### Dataset rows
[start]

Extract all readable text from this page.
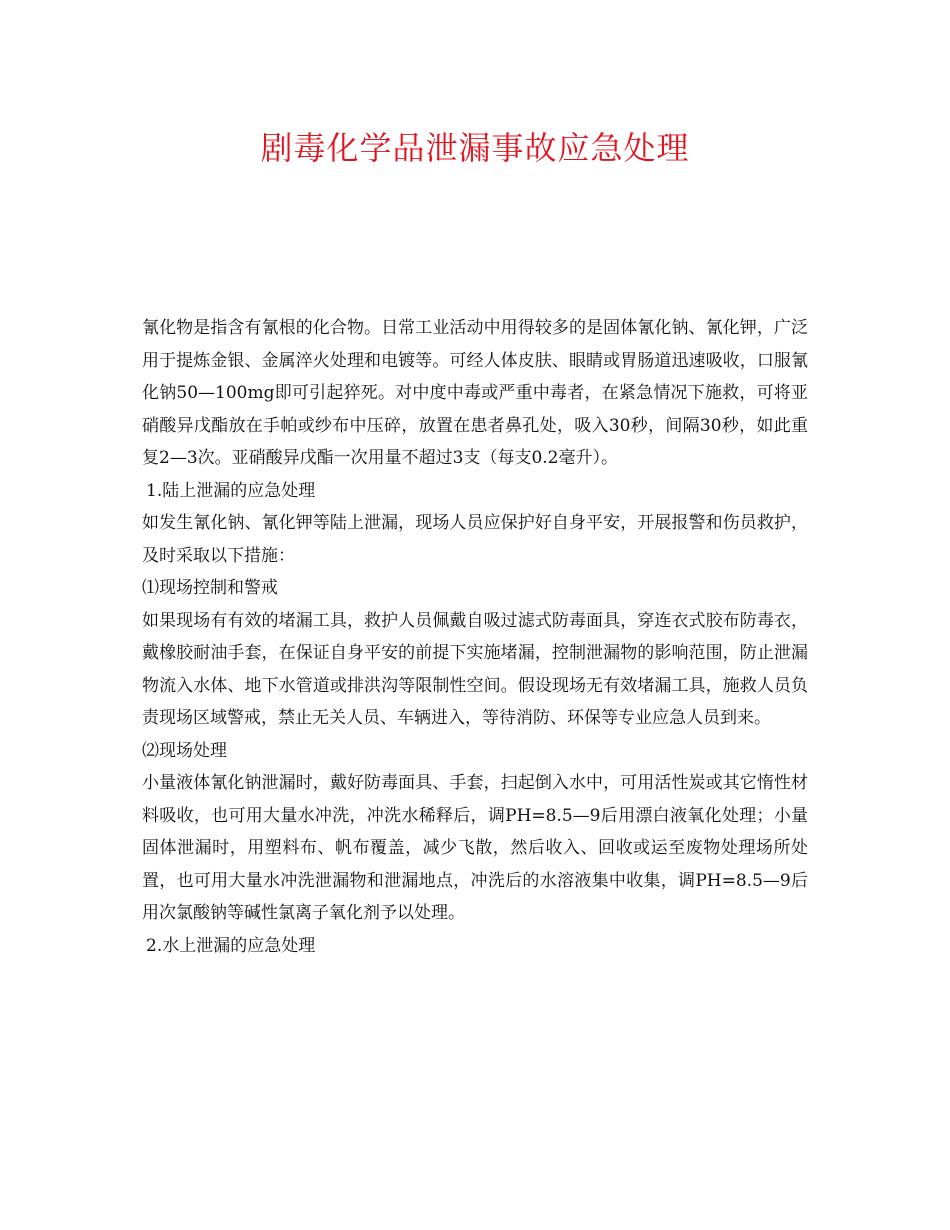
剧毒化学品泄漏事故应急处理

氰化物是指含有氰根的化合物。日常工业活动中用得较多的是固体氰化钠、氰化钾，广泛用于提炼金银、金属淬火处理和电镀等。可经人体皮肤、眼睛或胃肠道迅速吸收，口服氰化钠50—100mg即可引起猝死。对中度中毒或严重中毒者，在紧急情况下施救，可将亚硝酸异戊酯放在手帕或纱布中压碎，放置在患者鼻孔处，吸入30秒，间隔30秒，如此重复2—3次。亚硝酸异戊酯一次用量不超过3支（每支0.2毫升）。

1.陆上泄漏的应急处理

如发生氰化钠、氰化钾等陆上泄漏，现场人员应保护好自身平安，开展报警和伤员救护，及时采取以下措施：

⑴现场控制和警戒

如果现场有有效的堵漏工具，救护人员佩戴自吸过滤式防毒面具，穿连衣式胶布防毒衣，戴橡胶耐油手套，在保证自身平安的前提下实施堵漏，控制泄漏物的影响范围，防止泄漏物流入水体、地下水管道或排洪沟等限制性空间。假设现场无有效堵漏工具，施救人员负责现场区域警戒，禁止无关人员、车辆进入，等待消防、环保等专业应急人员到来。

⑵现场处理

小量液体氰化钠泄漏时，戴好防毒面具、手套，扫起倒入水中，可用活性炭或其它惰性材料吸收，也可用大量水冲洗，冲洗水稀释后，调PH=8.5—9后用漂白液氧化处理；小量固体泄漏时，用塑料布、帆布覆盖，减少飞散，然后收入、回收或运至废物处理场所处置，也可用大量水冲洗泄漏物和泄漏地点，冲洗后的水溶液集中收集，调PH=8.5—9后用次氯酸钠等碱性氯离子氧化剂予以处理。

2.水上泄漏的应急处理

[end]

### Task objective
Your task is an exact transcription of all the data, minus the pictures.

### Solution for this task
Extract all readable text from this page.
剧毒化学品泄漏事故应急处理

氰化物是指含有氰根的化合物。日常工业活动中用得较多的是固体氰化钠、氰化钾，广泛用于提炼金银、金属淬火处理和电镀等。可经人体皮肤、眼睛或胃肠道迅速吸收，口服氰化钠50—100mg即可引起猝死。对中度中毒或严重中毒者，在紧急情况下施救，可将亚硝酸异戊酯放在手帕或纱布中压碎，放置在患者鼻孔处，吸入30秒，间隔30秒，如此重复2—3次。亚硝酸异戊酯一次用量不超过3支（每支0.2毫升）。

1.陆上泄漏的应急处理

如发生氰化钠、氰化钾等陆上泄漏，现场人员应保护好自身平安，开展报警和伤员救护，及时采取以下措施：

⑴现场控制和警戒

如果现场有有效的堵漏工具，救护人员佩戴自吸过滤式防毒面具，穿连衣式胶布防毒衣，戴橡胶耐油手套，在保证自身平安的前提下实施堵漏，控制泄漏物的影响范围，防止泄漏物流入水体、地下水管道或排洪沟等限制性空间。假设现场无有效堵漏工具，施救人员负责现场区域警戒，禁止无关人员、车辆进入，等待消防、环保等专业应急人员到来。

⑵现场处理

小量液体氰化钠泄漏时，戴好防毒面具、手套，扫起倒入水中，可用活性炭或其它惰性材料吸收，也可用大量水冲洗，冲洗水稀释后，调PH=8.5—9后用漂白液氧化处理；小量固体泄漏时，用塑料布、帆布覆盖，减少飞散，然后收入、回收或运至废物处理场所处置，也可用大量水冲洗泄漏物和泄漏地点，冲洗后的水溶液集中收集，调PH=8.5—9后用次氯酸钠等碱性氯离子氧化剂予以处理。

2.水上泄漏的应急处理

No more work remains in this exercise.